Stated goal: Output every line exactly as written. Leave out pictures.
━━━ Record set ━━━
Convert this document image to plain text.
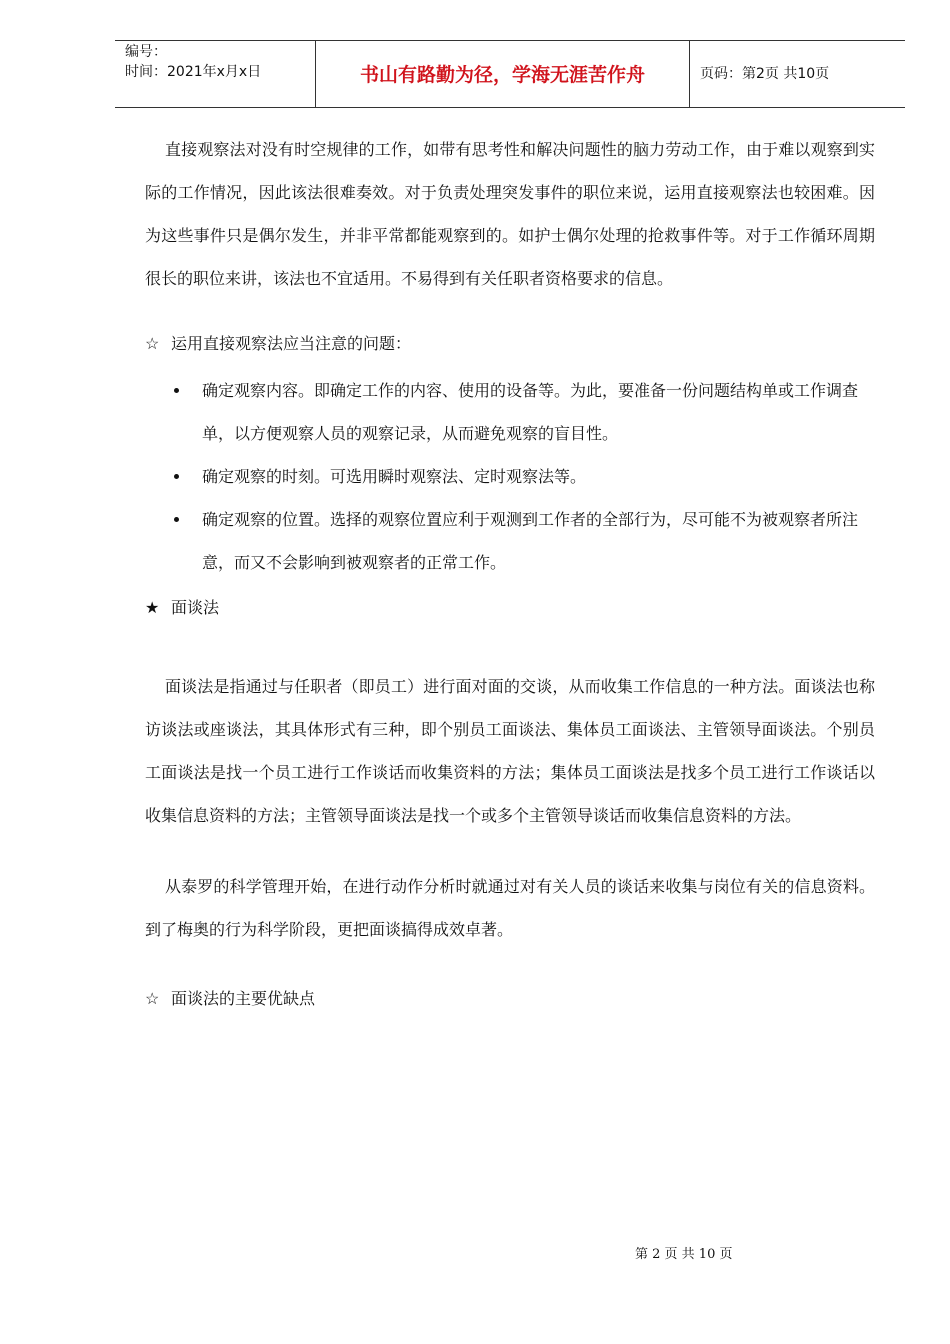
编号：
时间：2021年x月x日	书山有路勤为径，学海无涯苦作舟	页码：第2页 共10页

直接观察法对没有时空规律的工作，如带有思考性和解决问题性的脑力劳动工作，由于难以观察到实际的工作情况，因此该法很难奏效。对于负责处理突发事件的职位来说，运用直接观察法也较困难。因为这些事件只是偶尔发生，并非平常都能观察到的。如护士偶尔处理的抢救事件等。对于工作循环周期很长的职位来讲，该法也不宜适用。不易得到有关任职者资格要求的信息。

☆ 运用直接观察法应当注意的问题：

确定观察内容。即确定工作的内容、使用的设备等。为此，要准备一份问题结构单或工作调查单，以方便观察人员的观察记录，从而避免观察的盲目性。
确定观察的时刻。可选用瞬时观察法、定时观察法等。
确定观察的位置。选择的观察位置应利于观测到工作者的全部行为，尽可能不为被观察者所注意，而又不会影响到被观察者的正常工作。

★ 面谈法

面谈法是指通过与任职者（即员工）进行面对面的交谈，从而收集工作信息的一种方法。面谈法也称访谈法或座谈法，其具体形式有三种，即个别员工面谈法、集体员工面谈法、主管领导面谈法。个别员工面谈法是找一个员工进行工作谈话而收集资料的方法；集体员工面谈法是找多个员工进行工作谈话以收集信息资料的方法；主管领导面谈法是找一个或多个主管领导谈话而收集信息资料的方法。

从泰罗的科学管理开始，在进行动作分析时就通过对有关人员的谈话来收集与岗位有关的信息资料。到了梅奥的行为科学阶段，更把面谈搞得成效卓著。

☆ 面谈法的主要优缺点

第 2 页 共 10 页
━━━
Problem solution:
Convert this document image to plain text.
编号：
时间：2021年x月x日	书山有路勤为径，学海无涯苦作舟	页码：第2页 共10页

直接观察法对没有时空规律的工作，如带有思考性和解决问题性的脑力劳动工作，由于难以观察到实际的工作情况，因此该法很难奏效。对于负责处理突发事件的职位来说，运用直接观察法也较困难。因为这些事件只是偶尔发生，并非平常都能观察到的。如护士偶尔处理的抢救事件等。对于工作循环周期很长的职位来讲，该法也不宜适用。不易得到有关任职者资格要求的信息。

☆ 运用直接观察法应当注意的问题：

确定观察内容。即确定工作的内容、使用的设备等。为此，要准备一份问题结构单或工作调查单，以方便观察人员的观察记录，从而避免观察的盲目性。
确定观察的时刻。可选用瞬时观察法、定时观察法等。
确定观察的位置。选择的观察位置应利于观测到工作者的全部行为，尽可能不为被观察者所注意，而又不会影响到被观察者的正常工作。

★ 面谈法

面谈法是指通过与任职者（即员工）进行面对面的交谈，从而收集工作信息的一种方法。面谈法也称访谈法或座谈法，其具体形式有三种，即个别员工面谈法、集体员工面谈法、主管领导面谈法。个别员工面谈法是找一个员工进行工作谈话而收集资料的方法；集体员工面谈法是找多个员工进行工作谈话以收集信息资料的方法；主管领导面谈法是找一个或多个主管领导谈话而收集信息资料的方法。

从泰罗的科学管理开始，在进行动作分析时就通过对有关人员的谈话来收集与岗位有关的信息资料。到了梅奥的行为科学阶段，更把面谈搞得成效卓著。

☆ 面谈法的主要优缺点

第 2 页 共 10 页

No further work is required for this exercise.